In the records below, find each line with the word "人工智能" and copy it.
********
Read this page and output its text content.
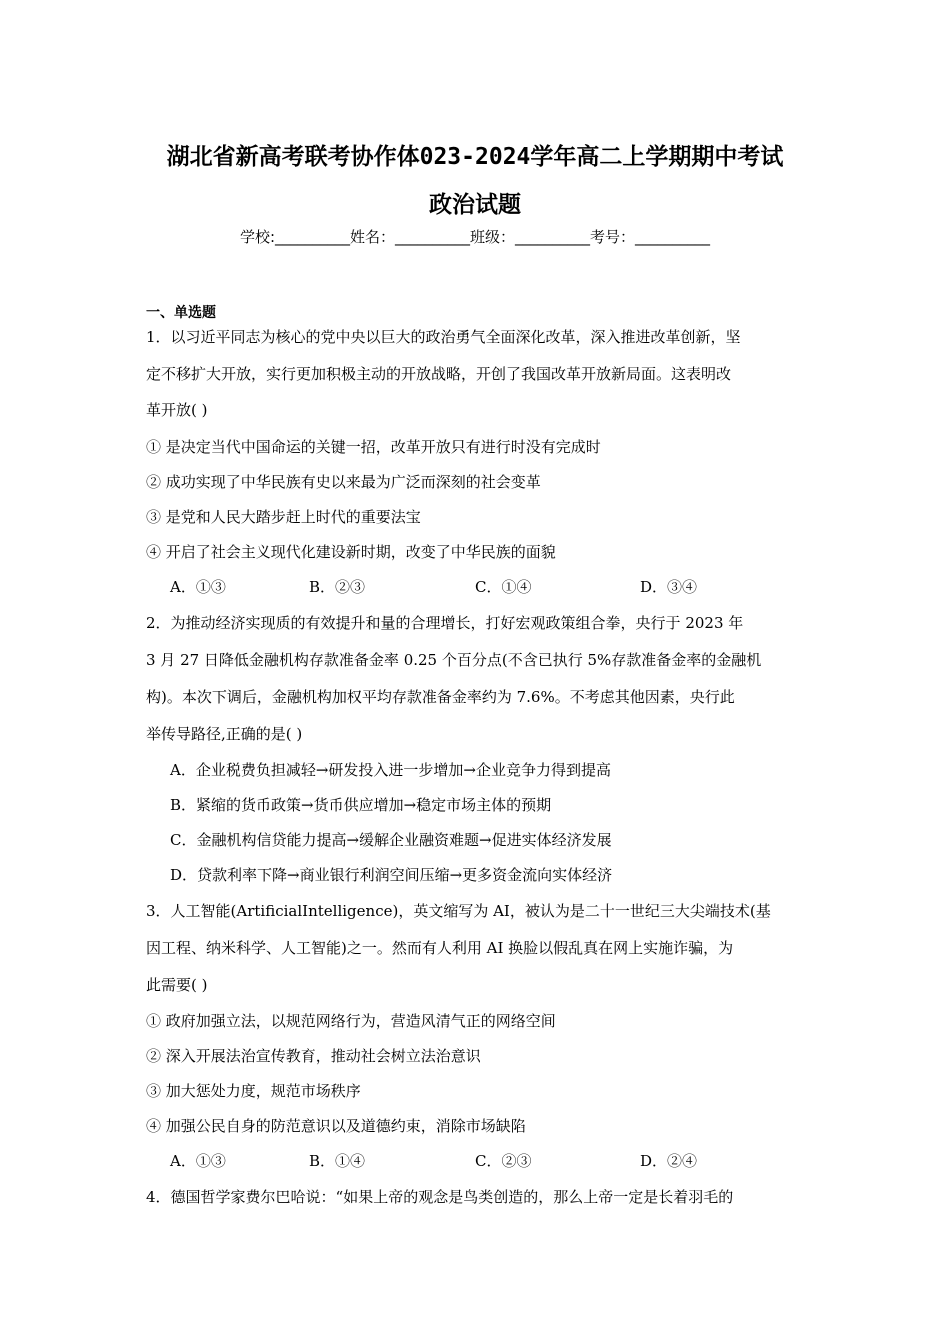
湖北省新高考联考协作体023-2024学年高二上学期期中考试
政治试题
学校:__________姓名：__________班级：__________考号：__________
一、单选题
1．以习近平同志为核心的党中央以巨大的政治勇气全面深化改革，深入推进改革创新，坚
定不移扩大开放，实行更加积极主动的开放战略，开创了我国改革开放新局面。这表明改
革开放( )
① 是决定当代中国命运的关键一招，改革开放只有进行时没有完成时
② 成功实现了中华民族有史以来最为广泛而深刻的社会变革
③ 是党和人民大踏步赶上时代的重要法宝
④ 开启了社会主义现代化建设新时期，改变了中华民族的面貌
A．①③	B．②③	C．①④	D．③④
2．为推动经济实现质的有效提升和量的合理增长，打好宏观政策组合拳，央行于 2023 年
3 月 27 日降低金融机构存款准备金率 0.25 个百分点(不含已执行 5%存款准备金率的金融机
构)。本次下调后，金融机构加权平均存款准备金率约为 7.6%。不考虑其他因素，央行此
举传导路径,正确的是( )
A．企业税费负担减轻→研发投入进一步增加→企业竞争力得到提高
B．紧缩的货币政策→货币供应增加→稳定市场主体的预期
C．金融机构信贷能力提高→缓解企业融资难题→促进实体经济发展
D．贷款利率下降→商业银行利润空间压缩→更多资金流向实体经济
3．人工智能(ArtificialIntelligence)，英文缩写为 AI，被认为是二十一世纪三大尖端技术(基
因工程、纳米科学、人工智能)之一。然而有人利用 AI 换脸以假乱真在网上实施诈骗，为
此需要( )
① 政府加强立法，以规范网络行为，营造风清气正的网络空间
② 深入开展法治宣传教育，推动社会树立法治意识
③ 加大惩处力度，规范市场秩序
④ 加强公民自身的防范意识以及道德约束，消除市场缺陷
A．①③	B．①④	C．②③	D．②④
4．德国哲学家费尔巴哈说：“如果上帝的观念是鸟类创造的，那么上帝一定是长着羽毛的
********
> [Expected answer]:
3．人工智能(ArtificialIntelligence)，英文缩写为 AI，被认为是二十一世纪三大尖端技术(基
因工程、纳米科学、人工智能)之一。然而有人利用 AI 换脸以假乱真在网上实施诈骗，为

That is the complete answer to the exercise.